* _Document segment_
# Fuel drains from carb area



## blklab135 (Sep 14, 2006)

Hello all,

I've got a problem that's been kicking my butt for weeks now. I noticed that when I fill the tank up in my mower, and let it sit for a few minutes, fuel begines leaking out of the carb. If I take off the filter, I can see it seep out of the front of the intake. It does this until the tank is dry. The engine runs ok and does nto leak when running. 

I did have to unclog the tiny hole in the float screw a few months ago (which I learned about on this forum) Consequently, I replaced the rubber gaskets with the liquid squeeze on kind when I reassembled the engine. So my question is...what the heck is causing the fuel to force it's way out fo the carb? And how do I stop it! The engine is a B&S 6.0 hp, about 6 years old. Thanks

Mike


----------



## 30yearTech (Sep 14, 2006)

*Carburetor leaking*

Most likely the problem is the seat in the carburetor that shuts the fuel supply off when the carburetor fills up. Attached to the float is an inlet metering needle that allows fuel to enter into the carburetor float bowl. When the float bowl fills up the float applies pressure to the needle and it is forced up into the seat.

The seat can get wear or swell or can just get dirt on it and the needle will not seat and this allows fuel to flow through the carburetor untill the fuel tank is empty.

The needle and seat can be replaced and this will probably take care of the problem, also check the float and make sure it is sealed and is not full of fuel, if it is then it will not float up and apply pressure to the seat, and allow the carburetor to flood fuel.

Hope this helps


----------



## certifiedtech (Jun 30, 2006)

, I replaced the rubber gaskets with the liquid squeeze

Explain this,


----------



## blklab135 (Sep 14, 2006)

Well I reset the needle float seal (or whatever it's called), checked the float (and it floats) and all looks ok from what I can tell. Put it back together and she leaked again. I'm stumped. Assuming the float is OK (maybe a big assumption), can the fuel seep out by bypassing the float chamber somehow....or is that physically impossible. Next step is to light the entire mower on fire and by a craftsman.

For the question on the gasket stuff, instead of replacing the gasket that was between the carb and intake, I used RV gasket seal stuff. Used it on many other things before so I figured it would work here too. No way is the fuel coming out from that point....it is being forced out of the 2 small holes on the sides of the throat. Many thanks for the help!

Mike


----------



## 30yearTech (Sep 14, 2006)

* _Task requirements_
Carry on the forum thread about fuel leaking from a mower's carburetor, starting right after its final line.

* _Entries supplied_
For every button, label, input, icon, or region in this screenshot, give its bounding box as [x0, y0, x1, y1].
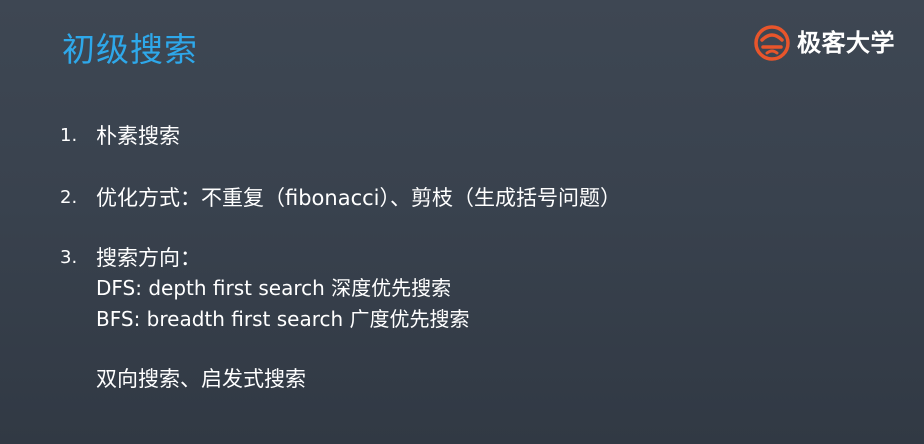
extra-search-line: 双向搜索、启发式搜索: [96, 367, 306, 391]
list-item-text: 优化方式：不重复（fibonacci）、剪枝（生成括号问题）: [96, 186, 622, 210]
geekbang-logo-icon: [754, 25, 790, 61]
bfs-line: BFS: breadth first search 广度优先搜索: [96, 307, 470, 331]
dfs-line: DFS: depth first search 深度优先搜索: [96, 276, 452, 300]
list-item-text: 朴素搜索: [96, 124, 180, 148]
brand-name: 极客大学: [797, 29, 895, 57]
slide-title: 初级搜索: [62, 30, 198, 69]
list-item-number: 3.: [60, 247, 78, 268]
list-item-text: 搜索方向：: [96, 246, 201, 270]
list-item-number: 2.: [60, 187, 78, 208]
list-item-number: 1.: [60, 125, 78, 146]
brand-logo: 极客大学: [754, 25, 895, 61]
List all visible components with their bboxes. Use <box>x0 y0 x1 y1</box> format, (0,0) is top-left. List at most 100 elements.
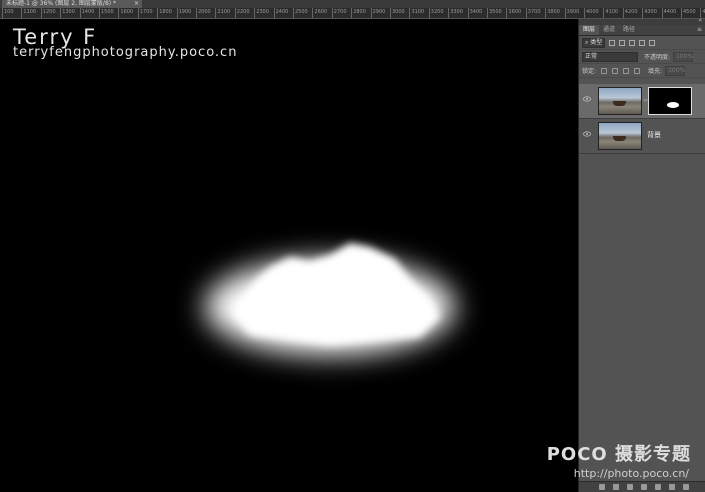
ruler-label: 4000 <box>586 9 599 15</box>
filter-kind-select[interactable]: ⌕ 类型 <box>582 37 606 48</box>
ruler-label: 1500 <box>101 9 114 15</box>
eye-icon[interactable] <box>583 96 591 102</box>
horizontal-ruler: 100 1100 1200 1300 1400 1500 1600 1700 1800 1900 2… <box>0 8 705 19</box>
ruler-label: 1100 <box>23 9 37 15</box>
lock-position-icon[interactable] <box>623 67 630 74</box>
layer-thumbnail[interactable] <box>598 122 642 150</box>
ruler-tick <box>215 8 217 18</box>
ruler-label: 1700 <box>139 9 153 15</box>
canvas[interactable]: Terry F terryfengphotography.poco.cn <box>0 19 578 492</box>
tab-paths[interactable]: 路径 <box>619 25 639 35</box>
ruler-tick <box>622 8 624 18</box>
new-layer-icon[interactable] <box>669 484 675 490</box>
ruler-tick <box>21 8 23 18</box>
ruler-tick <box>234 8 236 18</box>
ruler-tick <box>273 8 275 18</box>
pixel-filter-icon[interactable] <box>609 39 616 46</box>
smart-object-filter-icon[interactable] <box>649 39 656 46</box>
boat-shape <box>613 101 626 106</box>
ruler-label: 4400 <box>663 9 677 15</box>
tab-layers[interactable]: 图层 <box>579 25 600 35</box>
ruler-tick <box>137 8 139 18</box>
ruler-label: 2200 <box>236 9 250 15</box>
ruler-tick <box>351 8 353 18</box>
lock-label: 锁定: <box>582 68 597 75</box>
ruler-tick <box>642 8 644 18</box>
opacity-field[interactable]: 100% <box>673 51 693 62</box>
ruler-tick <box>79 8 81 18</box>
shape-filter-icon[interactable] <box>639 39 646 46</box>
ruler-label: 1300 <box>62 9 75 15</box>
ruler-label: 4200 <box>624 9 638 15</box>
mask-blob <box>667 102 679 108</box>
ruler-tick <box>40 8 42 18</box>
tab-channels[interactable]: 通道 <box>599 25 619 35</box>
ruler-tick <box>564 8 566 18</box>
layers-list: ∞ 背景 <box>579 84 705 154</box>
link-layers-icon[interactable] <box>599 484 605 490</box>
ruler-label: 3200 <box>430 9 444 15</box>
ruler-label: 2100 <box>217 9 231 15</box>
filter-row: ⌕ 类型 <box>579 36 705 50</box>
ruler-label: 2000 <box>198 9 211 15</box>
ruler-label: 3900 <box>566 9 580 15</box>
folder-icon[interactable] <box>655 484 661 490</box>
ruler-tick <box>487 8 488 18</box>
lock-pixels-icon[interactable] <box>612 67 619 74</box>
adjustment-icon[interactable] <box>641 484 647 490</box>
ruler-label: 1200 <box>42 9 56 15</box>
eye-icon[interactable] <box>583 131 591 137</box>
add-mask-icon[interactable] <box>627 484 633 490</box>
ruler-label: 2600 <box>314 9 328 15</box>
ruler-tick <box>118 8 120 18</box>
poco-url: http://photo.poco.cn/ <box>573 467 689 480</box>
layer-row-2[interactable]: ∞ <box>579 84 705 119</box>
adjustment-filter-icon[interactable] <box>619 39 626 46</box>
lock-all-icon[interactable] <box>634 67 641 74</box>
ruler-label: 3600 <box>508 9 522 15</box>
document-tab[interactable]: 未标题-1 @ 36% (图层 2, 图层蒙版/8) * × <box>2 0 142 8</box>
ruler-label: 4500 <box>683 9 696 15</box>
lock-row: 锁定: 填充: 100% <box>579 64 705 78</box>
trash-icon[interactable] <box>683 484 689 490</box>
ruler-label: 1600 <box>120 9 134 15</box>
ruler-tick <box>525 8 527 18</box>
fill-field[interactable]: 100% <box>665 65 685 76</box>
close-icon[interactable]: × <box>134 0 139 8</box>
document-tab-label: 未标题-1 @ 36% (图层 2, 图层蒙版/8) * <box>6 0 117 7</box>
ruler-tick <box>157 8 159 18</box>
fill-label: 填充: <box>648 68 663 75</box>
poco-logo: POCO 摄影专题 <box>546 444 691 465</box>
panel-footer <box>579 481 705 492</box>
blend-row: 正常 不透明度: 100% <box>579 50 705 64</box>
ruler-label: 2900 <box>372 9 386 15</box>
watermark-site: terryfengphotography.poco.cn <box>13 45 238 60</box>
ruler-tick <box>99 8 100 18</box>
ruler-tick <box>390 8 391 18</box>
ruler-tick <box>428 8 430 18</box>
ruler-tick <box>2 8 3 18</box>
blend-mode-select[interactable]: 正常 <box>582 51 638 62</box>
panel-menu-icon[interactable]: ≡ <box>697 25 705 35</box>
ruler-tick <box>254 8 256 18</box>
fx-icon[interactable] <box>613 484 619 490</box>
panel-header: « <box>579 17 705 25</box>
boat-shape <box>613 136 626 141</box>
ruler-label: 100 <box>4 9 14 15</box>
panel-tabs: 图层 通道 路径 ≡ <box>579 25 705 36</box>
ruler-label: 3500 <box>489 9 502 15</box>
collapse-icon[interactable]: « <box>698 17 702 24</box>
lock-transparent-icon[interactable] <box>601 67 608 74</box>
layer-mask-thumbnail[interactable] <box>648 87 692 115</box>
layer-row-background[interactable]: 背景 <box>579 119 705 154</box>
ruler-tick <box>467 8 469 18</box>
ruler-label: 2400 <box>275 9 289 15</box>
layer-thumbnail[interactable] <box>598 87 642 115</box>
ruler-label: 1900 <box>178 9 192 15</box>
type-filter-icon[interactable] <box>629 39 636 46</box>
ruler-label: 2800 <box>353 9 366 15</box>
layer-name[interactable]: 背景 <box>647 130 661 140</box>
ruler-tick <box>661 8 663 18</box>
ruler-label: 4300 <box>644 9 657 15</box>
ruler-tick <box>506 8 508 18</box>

* _Final answer_
Make sure the float bowl vent is not plugged with anything, if the float bowl cannot vent, the carburetor will flood fuel, but usually the engine will not run good when this is a problem. 

Have you tried replacing the seat under the float needle and if so are you sure you put it in right side up?


----------



## paulwest (Aug 11, 2004)

Once you take the carb apart the needle and seat may not mat properly replace them and the float --check the drop & higth of the float and if there is a vent and or vent tub check for dirt clog up. PAULS LAWN SERVISE P.S. check gas cap vent.


----------



## blklab135 (Sep 14, 2006)

Ok, it appears that I neeed to start replacing stuff. Does anyone have a good website to look-up and order B&S engine parts. Thanks all for the tips. !


----------



## repair_guy (May 9, 2004)

Shake the float....if you hear a slosh your float has a hole in it,allowing gas to enter.And this holds the intake needle from seating.But if this happens uselly there will be gas in the oil too (depending on wheather or not you have a gravity feed carb.or not).Trash between the needle/seat can do this too.

As far as a site,you can try http://www.cutterschoice.com

They mostly catter to chain saws,tools and assessories,but they have a few mower parts. their generic parts thow.

hope this helps a little


----------



## 30yearTech (Sep 14, 2006)

You can order parts directly from Briggs and Stratton, or Sears at http://www3.sears.com/ the part number for a repair kit from B&S is 498260


----------



## certifiedtech (Jun 30, 2006)

Type the part # 498260 into your search engine, the carb kit will be #8 on the catagory page.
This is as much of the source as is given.